Filter the data for lines with the word "Steel", then copy every line so identified.

────────────────

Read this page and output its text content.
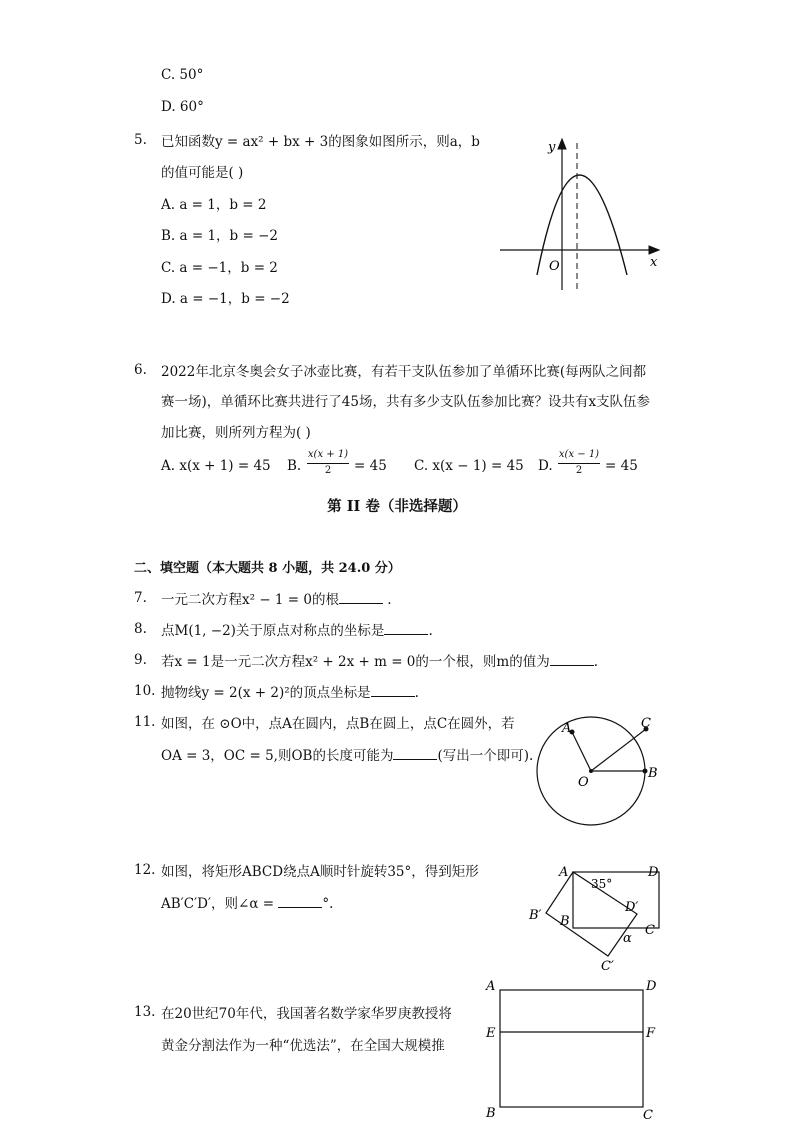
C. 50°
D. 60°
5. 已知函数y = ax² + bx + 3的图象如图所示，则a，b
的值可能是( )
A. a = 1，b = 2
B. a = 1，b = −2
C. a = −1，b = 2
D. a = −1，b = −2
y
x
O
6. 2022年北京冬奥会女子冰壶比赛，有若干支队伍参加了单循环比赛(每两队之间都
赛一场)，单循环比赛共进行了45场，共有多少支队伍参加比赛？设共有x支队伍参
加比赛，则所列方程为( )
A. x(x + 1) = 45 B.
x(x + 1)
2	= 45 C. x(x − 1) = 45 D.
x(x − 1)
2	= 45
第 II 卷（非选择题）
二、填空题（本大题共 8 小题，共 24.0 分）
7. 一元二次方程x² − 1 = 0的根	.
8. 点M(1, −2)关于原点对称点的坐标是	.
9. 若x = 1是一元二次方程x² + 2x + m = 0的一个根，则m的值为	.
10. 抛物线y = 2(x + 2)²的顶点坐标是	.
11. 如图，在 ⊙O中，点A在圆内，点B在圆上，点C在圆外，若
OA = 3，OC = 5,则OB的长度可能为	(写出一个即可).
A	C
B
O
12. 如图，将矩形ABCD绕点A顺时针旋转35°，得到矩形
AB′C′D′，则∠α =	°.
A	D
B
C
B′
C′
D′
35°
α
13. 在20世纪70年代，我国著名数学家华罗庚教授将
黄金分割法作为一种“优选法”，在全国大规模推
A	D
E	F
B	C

────────────────

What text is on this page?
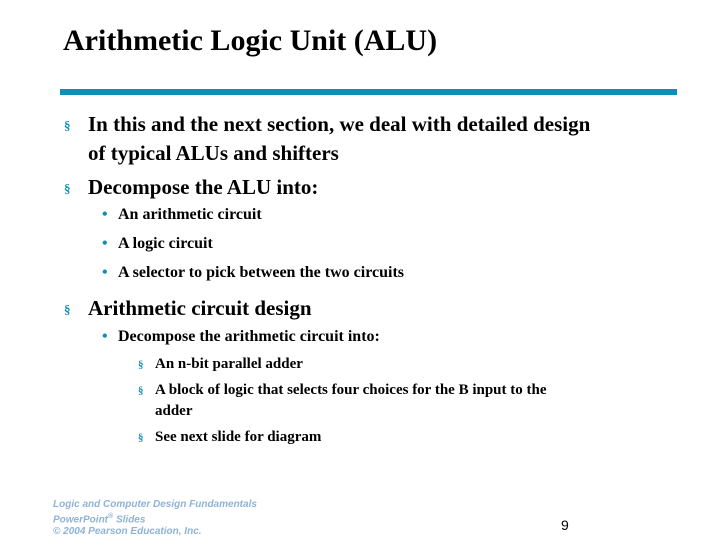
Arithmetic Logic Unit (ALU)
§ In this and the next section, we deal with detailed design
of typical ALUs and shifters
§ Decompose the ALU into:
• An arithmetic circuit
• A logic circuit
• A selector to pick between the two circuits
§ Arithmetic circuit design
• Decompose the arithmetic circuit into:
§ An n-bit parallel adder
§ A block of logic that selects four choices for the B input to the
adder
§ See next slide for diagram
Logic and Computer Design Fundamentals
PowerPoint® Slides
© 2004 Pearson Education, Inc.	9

────────────────

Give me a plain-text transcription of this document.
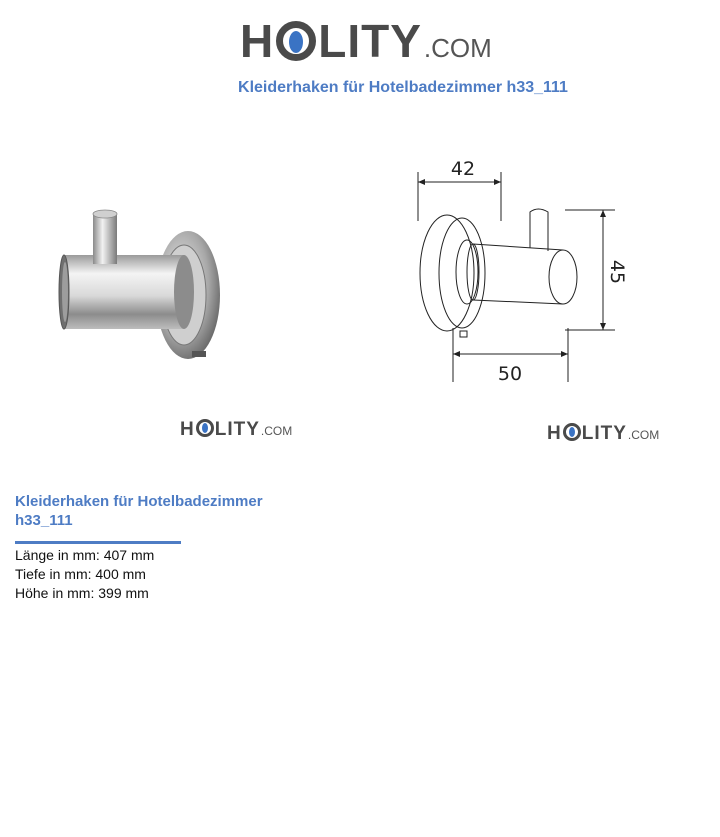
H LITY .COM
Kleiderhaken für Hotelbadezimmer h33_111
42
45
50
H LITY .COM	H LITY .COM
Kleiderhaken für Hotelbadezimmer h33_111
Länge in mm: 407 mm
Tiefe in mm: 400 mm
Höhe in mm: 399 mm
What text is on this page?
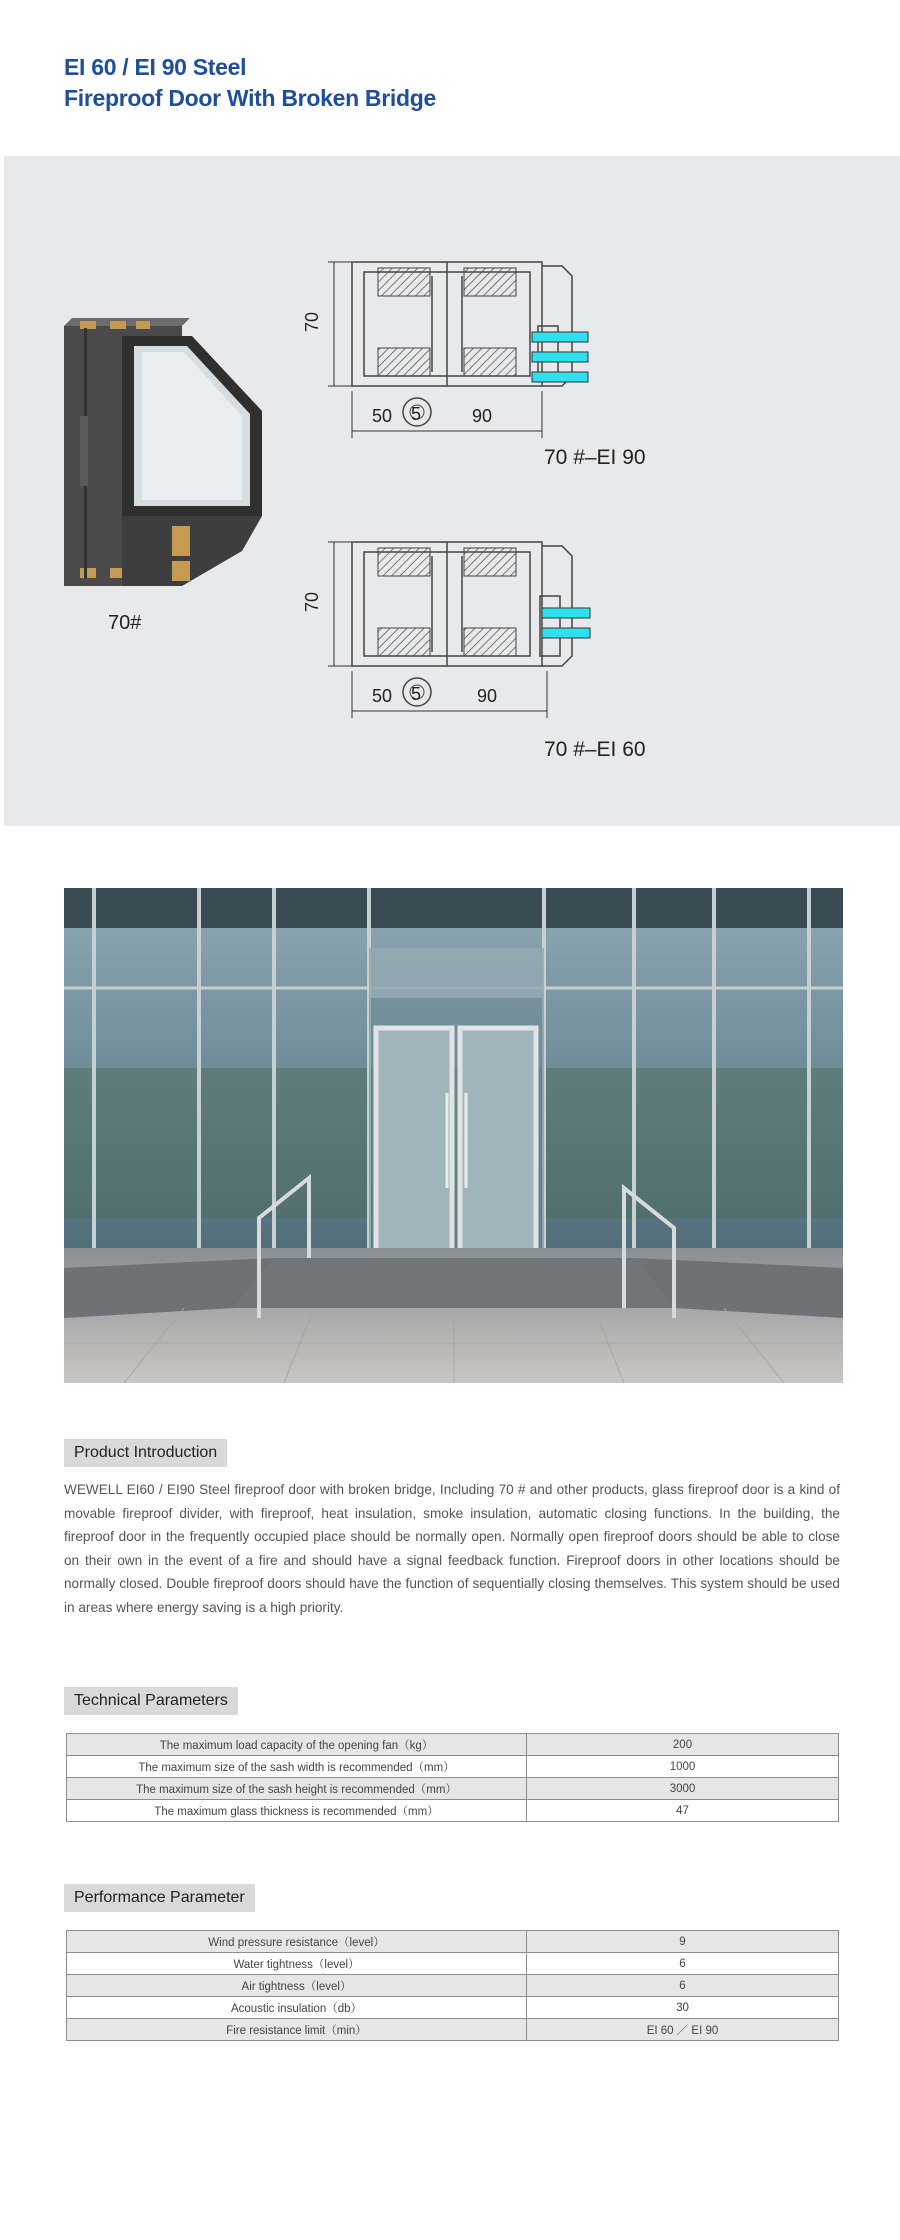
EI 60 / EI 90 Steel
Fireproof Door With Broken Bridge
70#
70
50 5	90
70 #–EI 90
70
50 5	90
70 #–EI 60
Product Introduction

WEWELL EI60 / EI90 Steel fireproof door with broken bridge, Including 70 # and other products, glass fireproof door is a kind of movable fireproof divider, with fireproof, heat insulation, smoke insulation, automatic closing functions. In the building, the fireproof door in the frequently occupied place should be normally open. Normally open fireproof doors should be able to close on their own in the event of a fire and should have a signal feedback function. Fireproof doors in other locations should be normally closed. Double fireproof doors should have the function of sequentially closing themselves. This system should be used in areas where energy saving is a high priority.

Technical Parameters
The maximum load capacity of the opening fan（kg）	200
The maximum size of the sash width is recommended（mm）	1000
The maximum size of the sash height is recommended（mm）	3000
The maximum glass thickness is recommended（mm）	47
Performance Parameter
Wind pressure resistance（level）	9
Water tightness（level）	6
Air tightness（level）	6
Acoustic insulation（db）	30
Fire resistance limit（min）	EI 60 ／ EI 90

────────────────

§ **PROBLEM SOLUTION**
EI 60 / EI 90 Steel
WEWELL EI60 / EI90 Steel fireproof door with broken bridge, Including 70 # and other products, glass fireproof door is a kind of movable fireproof divider, with fireproof, heat insulation, smoke insulation, automatic closing functions. In the building, the fireproof door in the frequently occupied place should be normally open. Normally open fireproof doors should be able to close on their own in the event of a fire and should have a signal feedback function. Fireproof doors in other locations should be normally closed. Double fireproof doors should have the function of sequentially closing themselves. This system should be used in areas where energy saving is a high priority.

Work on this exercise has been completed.